J.M.W. Turner: Sketchbooks, Drawings and Watercolours

ISBN 978-1-84976-386-8

Joseph Mallord William Turner The Riva degli Schiavoni, Venice, with St Mark's Campanile, the Piazzetta, Santa Maria della Salute and the Dogana, with the Redentore and San Giacomo on the Giudecca in the Distance 1819

Joseph Mallord William Turner 1775–1851
Folio 3 Verso:
The Riva degli Schiavoni, Venice, with St Mark’s Campanile, the Piazzetta, Santa Maria della Salute and the Dogana, with the Redentore and San Giacomo on the Giudecca in the Distance 1819
D14493
Turner Bequest CLXXVI 3a
Pencil on white wove paper, 111 x 184 mm
Inscribed by Turner in pencil ‘[?matt]’ bottom right, on boat
 
Accepted by the nation as part of the Turner Bequest 1856
The drawing continues across folio 4 recto opposite (D14494). Finberg subsequently annotated his 1909 Inventory entry (‘View from the Mola [sic], with S. Maria della Salute and Dogana in the distance’) to read: ‘View from beyond the Molo’.1 He also elaborated: ‘Redentore. Doga. Salute, Mint, Columns, Doges Pal, Prison, Campanile, with scaffolding &c. Ponte del Vin in foregd. Caserna. Danieli’s. Note wooded hutchment far end of Danieli’s – now gone & shape of bridge – now altered see [Antonio] Quadri’s views [engraved in 1831]’.2 The Turner scholar C.F. Bell wrote in another copy: ‘Redentore l. Hotel Daniell r’.3
The viewpoint is the Riva degli Schiavoni. On this page the prospect is south-west across the Bacino and Giudecca Canal to the domed church of the Redentore and the campanile of the adjacent church of San Giacomo, demolished in 1837,4 on the left. On the right to the west-south-west are the cursorily indicated porch of the Dogana and domes of the church of Santa Maria della Salute, covered in various drawings in the contemporary Milan to Venice sketchbook (see for example Tate D14438; Turner Bequest CLXXV 64a). In the light of more detailed treatments in the other book as compared with the Venice views here, Finberg took the present drawing as an example:
The whole scene is lightly touched in, but most of the essential features of each building are ignored. One feels that Turner was now sketching a scene composed of familiar features, and that his attention was directed to the scene as a whole rather than to its parts. I have no doubt that when he made this sketch he was toying with the idea of painting a picture of this view which would have challenged Canaletto on his own ground.5
For other drawings made in the vicinity, see the sketchbook’s Introduction.

◆ **Instructions for the task**:
Please continue the catalogue entry on Turner's pencil drawing of the Riva degli Schiavoni from its last sentence.

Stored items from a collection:

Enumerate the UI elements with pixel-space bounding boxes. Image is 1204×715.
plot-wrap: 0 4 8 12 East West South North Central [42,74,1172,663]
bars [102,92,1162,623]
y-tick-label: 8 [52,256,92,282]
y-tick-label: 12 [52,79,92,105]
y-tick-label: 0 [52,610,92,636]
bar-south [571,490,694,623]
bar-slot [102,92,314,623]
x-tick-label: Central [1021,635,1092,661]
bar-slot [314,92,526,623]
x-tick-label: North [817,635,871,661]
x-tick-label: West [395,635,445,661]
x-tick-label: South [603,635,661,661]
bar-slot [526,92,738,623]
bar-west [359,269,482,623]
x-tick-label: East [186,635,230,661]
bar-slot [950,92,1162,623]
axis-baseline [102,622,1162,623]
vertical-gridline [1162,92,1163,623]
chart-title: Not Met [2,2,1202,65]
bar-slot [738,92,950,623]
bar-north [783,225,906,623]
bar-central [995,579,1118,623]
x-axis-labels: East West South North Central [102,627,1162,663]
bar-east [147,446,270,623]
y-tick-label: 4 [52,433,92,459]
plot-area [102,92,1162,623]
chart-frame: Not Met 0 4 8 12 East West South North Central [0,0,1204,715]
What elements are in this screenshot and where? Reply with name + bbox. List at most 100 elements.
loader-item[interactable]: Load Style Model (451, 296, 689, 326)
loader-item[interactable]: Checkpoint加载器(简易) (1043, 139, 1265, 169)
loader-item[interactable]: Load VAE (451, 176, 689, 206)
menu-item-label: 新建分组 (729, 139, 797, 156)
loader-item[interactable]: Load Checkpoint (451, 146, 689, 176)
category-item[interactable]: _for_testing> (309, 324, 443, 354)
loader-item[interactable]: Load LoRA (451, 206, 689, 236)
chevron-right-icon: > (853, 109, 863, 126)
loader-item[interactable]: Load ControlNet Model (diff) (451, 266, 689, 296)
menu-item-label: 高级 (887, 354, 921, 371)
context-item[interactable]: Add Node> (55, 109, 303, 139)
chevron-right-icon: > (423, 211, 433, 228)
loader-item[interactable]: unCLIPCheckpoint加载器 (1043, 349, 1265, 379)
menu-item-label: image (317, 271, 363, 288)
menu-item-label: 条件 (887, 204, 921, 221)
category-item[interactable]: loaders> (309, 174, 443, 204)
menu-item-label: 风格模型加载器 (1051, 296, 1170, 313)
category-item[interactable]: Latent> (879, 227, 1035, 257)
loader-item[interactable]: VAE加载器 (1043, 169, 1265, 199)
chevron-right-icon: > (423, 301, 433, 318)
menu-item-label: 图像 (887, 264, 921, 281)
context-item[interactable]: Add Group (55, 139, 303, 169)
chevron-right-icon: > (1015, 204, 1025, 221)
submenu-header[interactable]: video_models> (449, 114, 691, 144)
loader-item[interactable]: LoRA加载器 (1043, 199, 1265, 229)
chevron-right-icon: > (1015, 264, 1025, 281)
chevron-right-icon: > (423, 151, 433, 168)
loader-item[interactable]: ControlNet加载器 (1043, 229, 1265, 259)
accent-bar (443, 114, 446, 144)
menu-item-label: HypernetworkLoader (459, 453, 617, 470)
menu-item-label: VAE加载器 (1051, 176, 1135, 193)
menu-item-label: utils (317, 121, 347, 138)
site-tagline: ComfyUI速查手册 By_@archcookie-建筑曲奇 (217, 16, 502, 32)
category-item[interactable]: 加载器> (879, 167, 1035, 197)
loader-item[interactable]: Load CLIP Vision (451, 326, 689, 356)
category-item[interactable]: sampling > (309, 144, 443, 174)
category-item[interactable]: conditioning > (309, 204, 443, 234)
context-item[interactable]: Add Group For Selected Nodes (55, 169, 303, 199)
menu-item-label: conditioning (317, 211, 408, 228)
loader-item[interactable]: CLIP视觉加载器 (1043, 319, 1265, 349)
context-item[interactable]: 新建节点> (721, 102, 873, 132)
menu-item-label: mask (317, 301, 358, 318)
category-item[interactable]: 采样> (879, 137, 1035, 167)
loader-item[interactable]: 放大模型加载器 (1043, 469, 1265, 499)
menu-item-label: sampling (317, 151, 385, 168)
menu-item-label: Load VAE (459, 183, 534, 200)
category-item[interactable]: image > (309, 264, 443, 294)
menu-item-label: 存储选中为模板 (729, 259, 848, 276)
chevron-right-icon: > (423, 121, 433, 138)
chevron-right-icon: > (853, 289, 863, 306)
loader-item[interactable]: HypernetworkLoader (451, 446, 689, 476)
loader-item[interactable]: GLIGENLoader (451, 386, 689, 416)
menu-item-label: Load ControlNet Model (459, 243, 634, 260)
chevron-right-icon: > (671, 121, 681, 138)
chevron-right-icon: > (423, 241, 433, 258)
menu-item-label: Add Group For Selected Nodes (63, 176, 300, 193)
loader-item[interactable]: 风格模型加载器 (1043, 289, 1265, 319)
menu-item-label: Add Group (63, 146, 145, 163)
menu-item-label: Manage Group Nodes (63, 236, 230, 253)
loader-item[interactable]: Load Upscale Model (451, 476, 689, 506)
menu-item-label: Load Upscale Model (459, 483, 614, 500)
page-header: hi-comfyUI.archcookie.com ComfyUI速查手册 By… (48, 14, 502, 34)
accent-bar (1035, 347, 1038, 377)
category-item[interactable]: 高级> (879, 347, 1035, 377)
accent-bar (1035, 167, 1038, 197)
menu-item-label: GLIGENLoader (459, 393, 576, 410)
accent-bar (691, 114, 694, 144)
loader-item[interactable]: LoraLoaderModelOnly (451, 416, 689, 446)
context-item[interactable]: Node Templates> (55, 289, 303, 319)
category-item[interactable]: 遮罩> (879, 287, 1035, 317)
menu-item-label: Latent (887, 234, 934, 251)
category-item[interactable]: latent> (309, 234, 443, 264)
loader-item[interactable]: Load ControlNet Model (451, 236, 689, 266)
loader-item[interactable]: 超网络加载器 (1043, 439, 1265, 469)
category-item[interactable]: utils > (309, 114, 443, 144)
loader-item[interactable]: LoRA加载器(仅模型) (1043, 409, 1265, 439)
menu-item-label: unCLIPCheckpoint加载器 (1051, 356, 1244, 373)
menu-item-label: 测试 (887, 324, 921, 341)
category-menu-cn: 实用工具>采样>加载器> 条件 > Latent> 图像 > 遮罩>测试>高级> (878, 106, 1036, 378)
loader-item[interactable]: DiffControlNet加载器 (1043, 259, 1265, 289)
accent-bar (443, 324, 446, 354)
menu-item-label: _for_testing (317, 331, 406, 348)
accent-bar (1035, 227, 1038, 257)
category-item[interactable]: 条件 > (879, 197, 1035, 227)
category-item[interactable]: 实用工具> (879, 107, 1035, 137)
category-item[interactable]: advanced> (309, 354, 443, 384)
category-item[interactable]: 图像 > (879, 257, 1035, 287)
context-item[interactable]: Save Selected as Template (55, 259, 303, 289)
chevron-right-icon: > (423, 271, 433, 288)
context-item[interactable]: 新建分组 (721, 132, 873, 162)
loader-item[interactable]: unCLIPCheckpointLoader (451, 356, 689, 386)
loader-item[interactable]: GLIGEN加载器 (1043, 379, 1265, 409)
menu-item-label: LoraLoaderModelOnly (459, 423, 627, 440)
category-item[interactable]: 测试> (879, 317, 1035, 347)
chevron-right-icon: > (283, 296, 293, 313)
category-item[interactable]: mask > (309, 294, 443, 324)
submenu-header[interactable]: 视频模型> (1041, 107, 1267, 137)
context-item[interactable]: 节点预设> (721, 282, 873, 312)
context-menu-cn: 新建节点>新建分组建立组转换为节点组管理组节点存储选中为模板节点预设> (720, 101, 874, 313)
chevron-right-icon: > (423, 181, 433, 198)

◆ **Task output**:
Matthew Imms
March 2017

1
Undated MS note by A.J. Finberg (died 1939) in interleaved copy of Finberg 1909, Tate Britain Prints and Drawings Room, I, p.516.
2
Ibid., opposite p.516; see also Finberg 1930, pp.58, 61.
3
Undated MS note by C.F. Bell (died 1966) in copy of Finberg 1909, Tate Britain Prints and Drawings Room, I, p.516.
4
For history and images see Jeff Cotton, ‘The Lost Churches’, The Churches of Venice, accessed 4 January 2017, http://churchesofvenice.co.uk/demolished.htm#giud.
5
Finberg 1930, p.61.

How to cite

Matthew Imms, ‘The Riva degli Schiavoni, Venice, with St Mark’s Campanile, the Piazzetta, Santa Maria della Salute and the Dogana, with the Redentore and San Giacomo on the Giudecca in the Distance 1819 by Joseph Mallord William Turner’, catalogue entry, March 2017, in David Blayney Brown (ed.), J.M.W. Turner: Sketchbooks, Drawings and Watercolours, Tate Research Publication, July 2017, https://www.tate.org.uk/art/research-publications/jmw-turner/joseph-mallord-william-turner-the-riva-degli-schiavoni-venice-with-st-marks-campanile-the-r1186228, accessed 17 May 2024.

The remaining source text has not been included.